▶ _Stated task_
Among the lines below, count those with "screenshot". Give only the number.

[START]

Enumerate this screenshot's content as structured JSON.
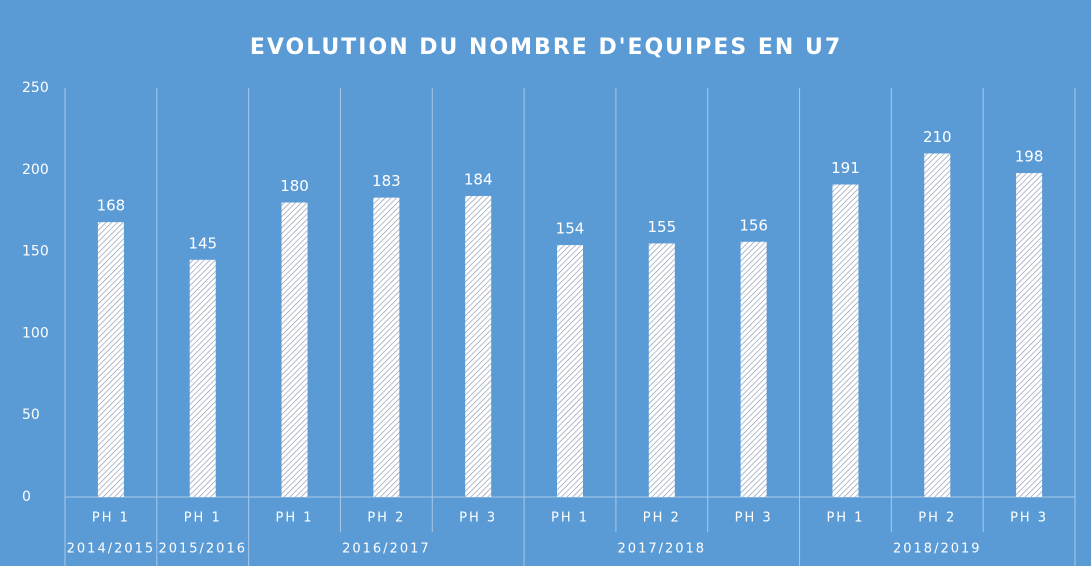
{
  "chart_data": {
    "type": "bar",
    "title": "EVOLUTION DU NOMBRE D'EQUIPES EN U7",
    "groups": [
      {
        "name": "2014/2015",
        "categories": [
          "PH 1"
        ],
        "values": [
          168
        ]
      },
      {
        "name": "2015/2016",
        "categories": [
          "PH 1"
        ],
        "values": [
          145
        ]
      },
      {
        "name": "2016/2017",
        "categories": [
          "PH 1",
          "PH 2",
          "PH 3"
        ],
        "values": [
          180,
          183,
          184
        ]
      },
      {
        "name": "2017/2018",
        "categories": [
          "PH 1",
          "PH 2",
          "PH 3"
        ],
        "values": [
          154,
          155,
          156
        ]
      },
      {
        "name": "2018/2019",
        "categories": [
          "PH 1",
          "PH 2",
          "PH 3"
        ],
        "values": [
          191,
          210,
          198
        ]
      }
    ],
    "ylim": [
      0,
      250
    ],
    "yticks": [
      0,
      50,
      100,
      150,
      200,
      250
    ],
    "grid": false
  }
}
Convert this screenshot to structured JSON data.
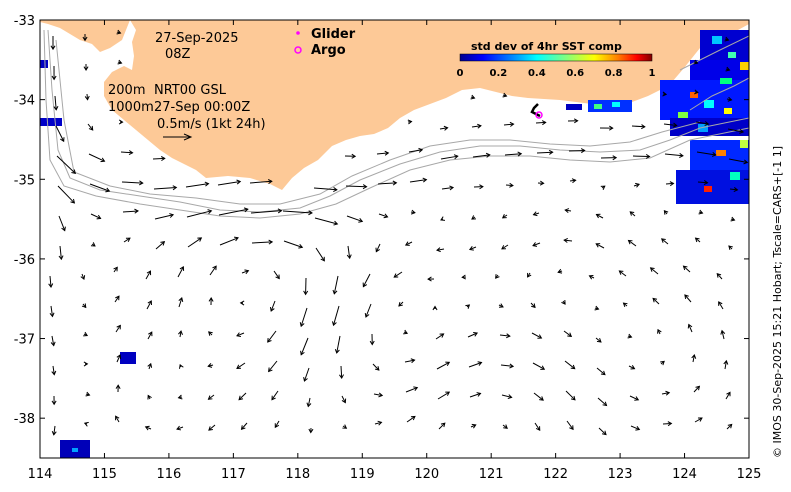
{
  "map": {
    "date_line": "27-Sep-2025",
    "time_line": "08Z",
    "depth_line": "200m",
    "product_line": "NRT00 GSL",
    "isobath_line": "1000m",
    "valid_line": "27-Sep 00:00Z",
    "scale_line": "0.5m/s (1kt 24h)",
    "credit": "© IMOS 30-Sep-2025 15:21 Hobart; Tscale=CARS+[-1 1]"
  },
  "legend": {
    "glider_label": "Glider",
    "argo_label": "Argo",
    "glider_color": "#ff00ff",
    "argo_color": "#ff00ff"
  },
  "colorbar": {
    "title": "std dev of 4hr SST comp",
    "tick_labels": [
      "0",
      "0.2",
      "0.4",
      "0.6",
      "0.8",
      "1"
    ],
    "colormap": [
      "#00008f",
      "#0000ff",
      "#00a0ff",
      "#00ffff",
      "#80ff80",
      "#ffff00",
      "#ff8000",
      "#ff0000",
      "#800000"
    ]
  },
  "colors": {
    "land": "#fdc997",
    "ocean": "#ffffff",
    "arrow": "#000000",
    "isobath": "#a0a0a0"
  },
  "chart_data": {
    "type": "map",
    "x_axis": {
      "unit": "degrees longitude",
      "range": [
        114,
        125
      ],
      "ticks": [
        "114",
        "115",
        "116",
        "117",
        "118",
        "119",
        "120",
        "121",
        "122",
        "123",
        "124",
        "125"
      ]
    },
    "y_axis": {
      "unit": "degrees latitude",
      "range": [
        -38.5,
        -33
      ],
      "ticks": [
        "-33",
        "-34",
        "-35",
        "-36",
        "-37",
        "-38"
      ]
    },
    "grid": false,
    "argo_float": {
      "lon": 121.75,
      "lat": -34.2
    }
  }
}
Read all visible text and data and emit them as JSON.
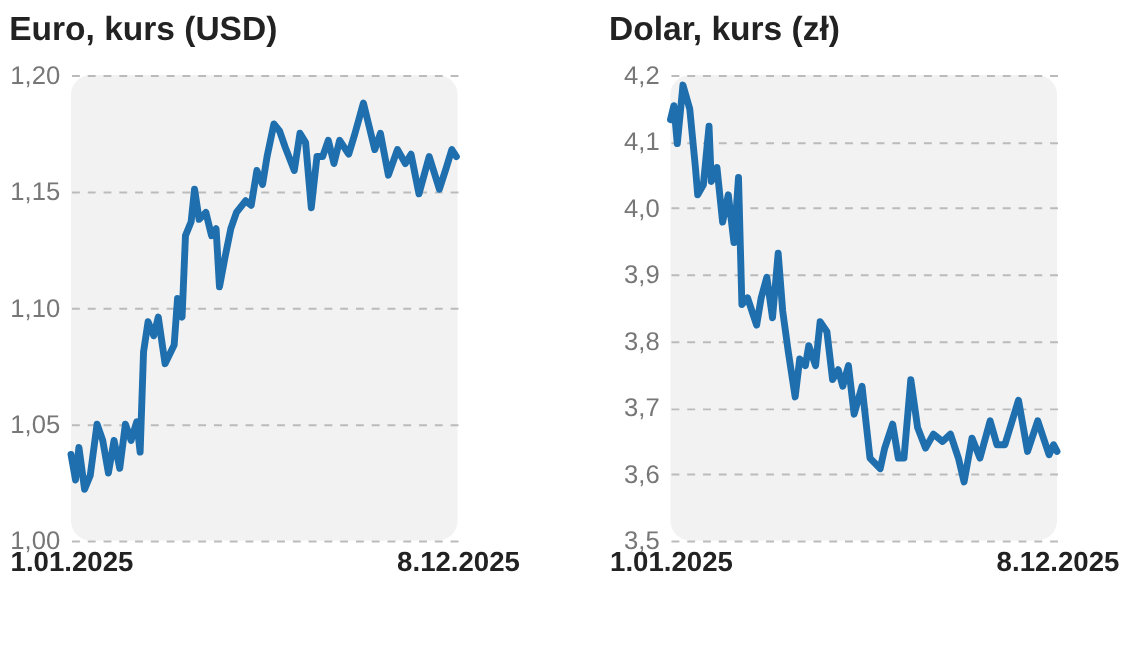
{
  "chart_data": [
    {
      "type": "line",
      "title": "Euro, kurs (USD)",
      "ylim": [
        1.0,
        1.2
      ],
      "yticks": [
        {
          "value": 1.0,
          "label": "1,00"
        },
        {
          "value": 1.05,
          "label": "1,05"
        },
        {
          "value": 1.1,
          "label": "1,10"
        },
        {
          "value": 1.15,
          "label": "1,15"
        },
        {
          "value": 1.2,
          "label": "1,20"
        }
      ],
      "xlim": [
        "2025-01-01",
        "2025-12-08"
      ],
      "xticks": [
        {
          "value": "2025-01-01",
          "label": "1.01.2025"
        },
        {
          "value": "2025-12-08",
          "label": "8.12.2025"
        }
      ],
      "grid": "y",
      "legend": false,
      "marker": "none",
      "line_style": "solid",
      "x": [
        "2025-01-01",
        "2025-01-05",
        "2025-01-08",
        "2025-01-13",
        "2025-01-18",
        "2025-01-24",
        "2025-01-29",
        "2025-02-03",
        "2025-02-08",
        "2025-02-13",
        "2025-02-18",
        "2025-02-23",
        "2025-02-28",
        "2025-03-03",
        "2025-03-06",
        "2025-03-10",
        "2025-03-15",
        "2025-03-19",
        "2025-03-25",
        "2025-04-02",
        "2025-04-05",
        "2025-04-09",
        "2025-04-12",
        "2025-04-17",
        "2025-04-20",
        "2025-04-24",
        "2025-04-30",
        "2025-05-05",
        "2025-05-09",
        "2025-05-12",
        "2025-05-17",
        "2025-05-22",
        "2025-05-27",
        "2025-06-04",
        "2025-06-09",
        "2025-06-14",
        "2025-06-19",
        "2025-06-23",
        "2025-06-29",
        "2025-07-04",
        "2025-07-09",
        "2025-07-17",
        "2025-07-22",
        "2025-07-27",
        "2025-08-01",
        "2025-08-06",
        "2025-08-11",
        "2025-08-16",
        "2025-08-21",
        "2025-08-26",
        "2025-09-03",
        "2025-09-08",
        "2025-09-16",
        "2025-09-21",
        "2025-09-26",
        "2025-10-01",
        "2025-10-08",
        "2025-10-16",
        "2025-10-23",
        "2025-10-28",
        "2025-11-04",
        "2025-11-13",
        "2025-11-22",
        "2025-11-28",
        "2025-12-03",
        "2025-12-07"
      ],
      "series": [
        {
          "color": "#1f6fae",
          "values": [
            1.037,
            1.026,
            1.04,
            1.022,
            1.028,
            1.05,
            1.043,
            1.029,
            1.043,
            1.031,
            1.05,
            1.043,
            1.051,
            1.038,
            1.081,
            1.094,
            1.088,
            1.096,
            1.076,
            1.084,
            1.104,
            1.096,
            1.131,
            1.137,
            1.151,
            1.138,
            1.141,
            1.131,
            1.134,
            1.109,
            1.122,
            1.134,
            1.141,
            1.146,
            1.144,
            1.159,
            1.153,
            1.165,
            1.179,
            1.176,
            1.169,
            1.159,
            1.175,
            1.171,
            1.143,
            1.165,
            1.165,
            1.172,
            1.162,
            1.172,
            1.166,
            1.174,
            1.188,
            1.178,
            1.168,
            1.175,
            1.157,
            1.168,
            1.162,
            1.166,
            1.149,
            1.165,
            1.151,
            1.16,
            1.168,
            1.165
          ]
        }
      ]
    },
    {
      "type": "line",
      "title": "Dolar, kurs (zł)",
      "ylim": [
        3.5,
        4.2
      ],
      "yticks": [
        {
          "value": 3.5,
          "label": "3,5"
        },
        {
          "value": 3.6,
          "label": "3,6"
        },
        {
          "value": 3.7,
          "label": "3,7"
        },
        {
          "value": 3.8,
          "label": "3,8"
        },
        {
          "value": 3.9,
          "label": "3,9"
        },
        {
          "value": 4.0,
          "label": "4,0"
        },
        {
          "value": 4.1,
          "label": "4,1"
        },
        {
          "value": 4.2,
          "label": "4,2"
        }
      ],
      "xlim": [
        "2025-01-01",
        "2025-12-08"
      ],
      "xticks": [
        {
          "value": "2025-01-01",
          "label": "1.01.2025"
        },
        {
          "value": "2025-12-08",
          "label": "8.12.2025"
        }
      ],
      "grid": "y",
      "legend": false,
      "marker": "none",
      "line_style": "solid",
      "x": [
        "2025-01-01",
        "2025-01-04",
        "2025-01-07",
        "2025-01-12",
        "2025-01-18",
        "2025-01-23",
        "2025-01-25",
        "2025-01-30",
        "2025-02-04",
        "2025-02-06",
        "2025-02-11",
        "2025-02-16",
        "2025-02-21",
        "2025-02-26",
        "2025-03-02",
        "2025-03-05",
        "2025-03-10",
        "2025-03-18",
        "2025-03-22",
        "2025-03-27",
        "2025-04-01",
        "2025-04-06",
        "2025-04-10",
        "2025-04-15",
        "2025-04-21",
        "2025-04-25",
        "2025-04-30",
        "2025-05-03",
        "2025-05-09",
        "2025-05-13",
        "2025-05-19",
        "2025-05-24",
        "2025-05-29",
        "2025-06-02",
        "2025-06-07",
        "2025-06-12",
        "2025-06-19",
        "2025-06-26",
        "2025-07-05",
        "2025-07-09",
        "2025-07-16",
        "2025-07-21",
        "2025-07-26",
        "2025-08-01",
        "2025-08-07",
        "2025-08-14",
        "2025-08-21",
        "2025-08-29",
        "2025-09-05",
        "2025-09-12",
        "2025-09-17",
        "2025-09-24",
        "2025-10-01",
        "2025-10-10",
        "2025-10-16",
        "2025-10-23",
        "2025-11-04",
        "2025-11-12",
        "2025-11-21",
        "2025-12-01",
        "2025-12-05",
        "2025-12-08"
      ],
      "series": [
        {
          "color": "#1f6fae",
          "values": [
            4.133,
            4.154,
            4.097,
            4.185,
            4.149,
            4.061,
            4.02,
            4.035,
            4.123,
            4.04,
            4.061,
            3.979,
            4.02,
            3.948,
            4.046,
            3.855,
            3.865,
            3.824,
            3.865,
            3.896,
            3.835,
            3.932,
            3.845,
            3.783,
            3.716,
            3.773,
            3.763,
            3.793,
            3.763,
            3.829,
            3.814,
            3.742,
            3.757,
            3.732,
            3.763,
            3.69,
            3.732,
            3.624,
            3.608,
            3.639,
            3.675,
            3.624,
            3.624,
            3.742,
            3.67,
            3.639,
            3.66,
            3.649,
            3.66,
            3.624,
            3.588,
            3.654,
            3.624,
            3.68,
            3.644,
            3.644,
            3.711,
            3.634,
            3.68,
            3.629,
            3.644,
            3.634
          ]
        }
      ]
    }
  ]
}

[END]

▶ _Answer in full_
2